Render every entry exactly as it appears.

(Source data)
— BEGIN —

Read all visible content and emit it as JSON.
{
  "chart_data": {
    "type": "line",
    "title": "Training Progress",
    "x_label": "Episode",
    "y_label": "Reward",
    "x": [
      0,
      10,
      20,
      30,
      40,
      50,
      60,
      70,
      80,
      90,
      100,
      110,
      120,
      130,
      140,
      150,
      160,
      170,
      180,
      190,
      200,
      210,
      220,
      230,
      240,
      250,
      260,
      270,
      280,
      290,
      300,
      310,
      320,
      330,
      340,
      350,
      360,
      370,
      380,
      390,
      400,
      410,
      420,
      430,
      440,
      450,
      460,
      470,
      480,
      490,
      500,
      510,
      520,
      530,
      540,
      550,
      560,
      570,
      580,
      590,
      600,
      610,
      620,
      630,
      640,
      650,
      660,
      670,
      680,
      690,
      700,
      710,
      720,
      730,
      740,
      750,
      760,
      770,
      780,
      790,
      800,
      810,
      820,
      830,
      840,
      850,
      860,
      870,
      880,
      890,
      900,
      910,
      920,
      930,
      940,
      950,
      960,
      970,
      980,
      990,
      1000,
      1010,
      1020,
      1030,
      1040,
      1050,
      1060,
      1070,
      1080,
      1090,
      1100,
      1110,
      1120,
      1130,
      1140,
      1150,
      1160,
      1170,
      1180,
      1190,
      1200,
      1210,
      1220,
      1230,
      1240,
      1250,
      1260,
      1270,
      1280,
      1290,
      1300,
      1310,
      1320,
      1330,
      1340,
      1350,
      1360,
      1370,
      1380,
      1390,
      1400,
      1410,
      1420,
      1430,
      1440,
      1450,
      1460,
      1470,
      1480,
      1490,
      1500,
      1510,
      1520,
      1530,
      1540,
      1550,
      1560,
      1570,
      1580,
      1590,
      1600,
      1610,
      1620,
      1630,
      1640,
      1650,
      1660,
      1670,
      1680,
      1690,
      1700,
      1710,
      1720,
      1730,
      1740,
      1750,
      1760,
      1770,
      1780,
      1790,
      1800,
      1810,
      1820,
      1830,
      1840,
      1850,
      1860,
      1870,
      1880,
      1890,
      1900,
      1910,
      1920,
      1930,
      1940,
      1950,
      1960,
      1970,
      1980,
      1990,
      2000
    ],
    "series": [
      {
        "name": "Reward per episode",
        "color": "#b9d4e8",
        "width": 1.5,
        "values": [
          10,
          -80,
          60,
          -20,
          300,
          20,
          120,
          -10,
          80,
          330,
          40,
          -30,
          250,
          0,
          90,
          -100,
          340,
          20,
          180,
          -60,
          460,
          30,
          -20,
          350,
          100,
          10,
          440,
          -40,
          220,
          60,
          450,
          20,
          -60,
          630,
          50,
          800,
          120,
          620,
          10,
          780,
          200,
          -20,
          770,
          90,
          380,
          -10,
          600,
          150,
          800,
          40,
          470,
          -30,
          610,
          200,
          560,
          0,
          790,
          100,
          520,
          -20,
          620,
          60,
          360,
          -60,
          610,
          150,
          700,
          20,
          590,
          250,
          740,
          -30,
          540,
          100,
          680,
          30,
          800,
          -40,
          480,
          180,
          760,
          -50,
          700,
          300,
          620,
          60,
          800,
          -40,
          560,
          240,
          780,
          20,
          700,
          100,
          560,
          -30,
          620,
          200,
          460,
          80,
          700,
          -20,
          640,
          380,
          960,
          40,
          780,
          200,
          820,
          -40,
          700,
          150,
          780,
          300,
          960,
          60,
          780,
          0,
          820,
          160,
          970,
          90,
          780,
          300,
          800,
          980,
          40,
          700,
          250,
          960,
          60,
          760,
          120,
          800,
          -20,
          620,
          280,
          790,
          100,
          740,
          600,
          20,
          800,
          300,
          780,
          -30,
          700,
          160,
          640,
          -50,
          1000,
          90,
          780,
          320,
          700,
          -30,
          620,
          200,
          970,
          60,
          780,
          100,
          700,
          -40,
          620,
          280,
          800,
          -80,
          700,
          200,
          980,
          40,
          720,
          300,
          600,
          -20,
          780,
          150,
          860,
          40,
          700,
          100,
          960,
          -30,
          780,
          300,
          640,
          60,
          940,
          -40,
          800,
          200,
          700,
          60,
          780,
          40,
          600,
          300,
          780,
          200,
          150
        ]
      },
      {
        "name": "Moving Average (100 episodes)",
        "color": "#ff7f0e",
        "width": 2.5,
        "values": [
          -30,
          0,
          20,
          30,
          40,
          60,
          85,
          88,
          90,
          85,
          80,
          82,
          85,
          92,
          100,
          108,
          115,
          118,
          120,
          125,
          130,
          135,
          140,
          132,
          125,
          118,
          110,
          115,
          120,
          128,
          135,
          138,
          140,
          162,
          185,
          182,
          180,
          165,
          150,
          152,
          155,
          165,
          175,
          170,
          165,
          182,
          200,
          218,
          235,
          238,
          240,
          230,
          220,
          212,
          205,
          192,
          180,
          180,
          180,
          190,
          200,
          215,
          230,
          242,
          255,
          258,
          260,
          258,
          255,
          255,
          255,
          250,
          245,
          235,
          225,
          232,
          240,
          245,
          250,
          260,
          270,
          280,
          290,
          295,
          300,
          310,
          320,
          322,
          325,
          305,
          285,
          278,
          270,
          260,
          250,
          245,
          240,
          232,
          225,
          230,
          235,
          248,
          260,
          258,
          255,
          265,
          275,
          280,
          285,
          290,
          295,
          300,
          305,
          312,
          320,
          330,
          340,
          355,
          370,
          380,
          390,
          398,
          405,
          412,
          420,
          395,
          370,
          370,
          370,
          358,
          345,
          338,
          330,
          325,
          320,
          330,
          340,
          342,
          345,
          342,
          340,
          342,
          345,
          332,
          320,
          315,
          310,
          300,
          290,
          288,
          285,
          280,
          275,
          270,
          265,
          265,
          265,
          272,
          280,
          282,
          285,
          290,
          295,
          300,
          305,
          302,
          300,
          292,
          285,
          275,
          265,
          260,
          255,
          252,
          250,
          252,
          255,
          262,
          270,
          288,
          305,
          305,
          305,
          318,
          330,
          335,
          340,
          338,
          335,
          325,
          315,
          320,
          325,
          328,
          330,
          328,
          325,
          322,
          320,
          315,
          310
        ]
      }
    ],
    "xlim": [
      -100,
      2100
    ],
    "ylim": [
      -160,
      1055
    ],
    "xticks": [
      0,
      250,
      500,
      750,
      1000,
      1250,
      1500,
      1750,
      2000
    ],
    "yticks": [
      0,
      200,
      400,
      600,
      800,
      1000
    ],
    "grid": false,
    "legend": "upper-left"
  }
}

— END —

■ Exercise response
Read all visible content and emit it as JSON.
{
  "chart_data": {
    "type": "line",
    "title": "Training Progress",
    "x_label": "Episode",
    "y_label": "Reward",
    "x": [
      0,
      10,
      20,
      30,
      40,
      50,
      60,
      70,
      80,
      90,
      100,
      110,
      120,
      130,
      140,
      150,
      160,
      170,
      180,
      190,
      200,
      210,
      220,
      230,
      240,
      250,
      260,
      270,
      280,
      290,
      300,
      310,
      320,
      330,
      340,
      350,
      360,
      370,
      380,
      390,
      400,
      410,
      420,
      430,
      440,
      450,
      460,
      470,
      480,
      490,
      500,
      510,
      520,
      530,
      540,
      550,
      560,
      570,
      580,
      590,
      600,
      610,
      620,
      630,
      640,
      650,
      660,
      670,
      680,
      690,
      700,
      710,
      720,
      730,
      740,
      750,
      760,
      770,
      780,
      790,
      800,
      810,
      820,
      830,
      840,
      850,
      860,
      870,
      880,
      890,
      900,
      910,
      920,
      930,
      940,
      950,
      960,
      970,
      980,
      990,
      1000,
      1010,
      1020,
      1030,
      1040,
      1050,
      1060,
      1070,
      1080,
      1090,
      1100,
      1110,
      1120,
      1130,
      1140,
      1150,
      1160,
      1170,
      1180,
      1190,
      1200,
      1210,
      1220,
      1230,
      1240,
      1250,
      1260,
      1270,
      1280,
      1290,
      1300,
      1310,
      1320,
      1330,
      1340,
      1350,
      1360,
      1370,
      1380,
      1390,
      1400,
      1410,
      1420,
      1430,
      1440,
      1450,
      1460,
      1470,
      1480,
      1490,
      1500,
      1510,
      1520,
      1530,
      1540,
      1550,
      1560,
      1570,
      1580,
      1590,
      1600,
      1610,
      1620,
      1630,
      1640,
      1650,
      1660,
      1670,
      1680,
      1690,
      1700,
      1710,
      1720,
      1730,
      1740,
      1750,
      1760,
      1770,
      1780,
      1790,
      1800,
      1810,
      1820,
      1830,
      1840,
      1850,
      1860,
      1870,
      1880,
      1890,
      1900,
      1910,
      1920,
      1930,
      1940,
      1950,
      1960,
      1970,
      1980,
      1990,
      2000
    ],
    "series": [
      {
        "name": "Reward per episode",
        "color": "#b9d4e8",
        "width": 1.5,
        "values": [
          10,
          -80,
          60,
          -20,
          300,
          20,
          120,
          -10,
          80,
          330,
          40,
          -30,
          250,
          0,
          90,
          -100,
          340,
          20,
          180,
          -60,
          460,
          30,
          -20,
          350,
          100,
          10,
          440,
          -40,
          220,
          60,
          450,
          20,
          -60,
          630,
          50,
          800,
          120,
          620,
          10,
          780,
          200,
          -20,
          770,
          90,
          380,
          -10,
          600,
          150,
          800,
          40,
          470,
          -30,
          610,
          200,
          560,
          0,
          790,
          100,
          520,
          -20,
          620,
          60,
          360,
          -60,
          610,
          150,
          700,
          20,
          590,
          250,
          740,
          -30,
          540,
          100,
          680,
          30,
          800,
          -40,
          480,
          180,
          760,
          -50,
          700,
          300,
          620,
          60,
          800,
          -40,
          560,
          240,
          780,
          20,
          700,
          100,
          560,
          -30,
          620,
          200,
          460,
          80,
          700,
          -20,
          640,
          380,
          960,
          40,
          780,
          200,
          820,
          -40,
          700,
          150,
          780,
          300,
          960,
          60,
          780,
          0,
          820,
          160,
          970,
          90,
          780,
          300,
          800,
          980,
          40,
          700,
          250,
          960,
          60,
          760,
          120,
          800,
          -20,
          620,
          280,
          790,
          100,
          740,
          600,
          20,
          800,
          300,
          780,
          -30,
          700,
          160,
          640,
          -50,
          1000,
          90,
          780,
          320,
          700,
          -30,
          620,
          200,
          970,
          60,
          780,
          100,
          700,
          -40,
          620,
          280,
          800,
          -80,
          700,
          200,
          980,
          40,
          720,
          300,
          600,
          -20,
          780,
          150,
          860,
          40,
          700,
          100,
          960,
          -30,
          780,
          300,
          640,
          60,
          940,
          -40,
          800,
          200,
          700,
          60,
          780,
          40,
          600,
          300,
          780,
          200,
          150
        ]
      },
      {
        "name": "Moving Average (100 episodes)",
        "color": "#ff7f0e",
        "width": 2.5,
        "values": [
          -30,
          0,
          20,
          30,
          40,
          60,
          85,
          88,
          90,
          85,
          80,
          82,
          85,
          92,
          100,
          108,
          115,
          118,
          120,
          125,
          130,
          135,
          140,
          132,
          125,
          118,
          110,
          115,
          120,
          128,
          135,
          138,
          140,
          162,
          185,
          182,
          180,
          165,
          150,
          152,
          155,
          165,
          175,
          170,
          165,
          182,
          200,
          218,
          235,
          238,
          240,
          230,
          220,
          212,
          205,
          192,
          180,
          180,
          180,
          190,
          200,
          215,
          230,
          242,
          255,
          258,
          260,
          258,
          255,
          255,
          255,
          250,
          245,
          235,
          225,
          232,
          240,
          245,
          250,
          260,
          270,
          280,
          290,
          295,
          300,
          310,
          320,
          322,
          325,
          305,
          285,
          278,
          270,
          260,
          250,
          245,
          240,
          232,
          225,
          230,
          235,
          248,
          260,
          258,
          255,
          265,
          275,
          280,
          285,
          290,
          295,
          300,
          305,
          312,
          320,
          330,
          340,
          355,
          370,
          380,
          390,
          398,
          405,
          412,
          420,
          395,
          370,
          370,
          370,
          358,
          345,
          338,
          330,
          325,
          320,
          330,
          340,
          342,
          345,
          342,
          340,
          342,
          345,
          332,
          320,
          315,
          310,
          300,
          290,
          288,
          285,
          280,
          275,
          270,
          265,
          265,
          265,
          272,
          280,
          282,
          285,
          290,
          295,
          300,
          305,
          302,
          300,
          292,
          285,
          275,
          265,
          260,
          255,
          252,
          250,
          252,
          255,
          262,
          270,
          288,
          305,
          305,
          305,
          318,
          330,
          335,
          340,
          338,
          335,
          325,
          315,
          320,
          325,
          328,
          330,
          328,
          325,
          322,
          320,
          315,
          310
        ]
      }
    ],
    "xlim": [
      -100,
      2100
    ],
    "ylim": [
      -160,
      1055
    ],
    "xticks": [
      0,
      250,
      500,
      750,
      1000,
      1250,
      1500,
      1750,
      2000
    ],
    "yticks": [
      0,
      200,
      400,
      600,
      800,
      1000
    ],
    "grid": false,
    "legend": "upper-left"
  }
}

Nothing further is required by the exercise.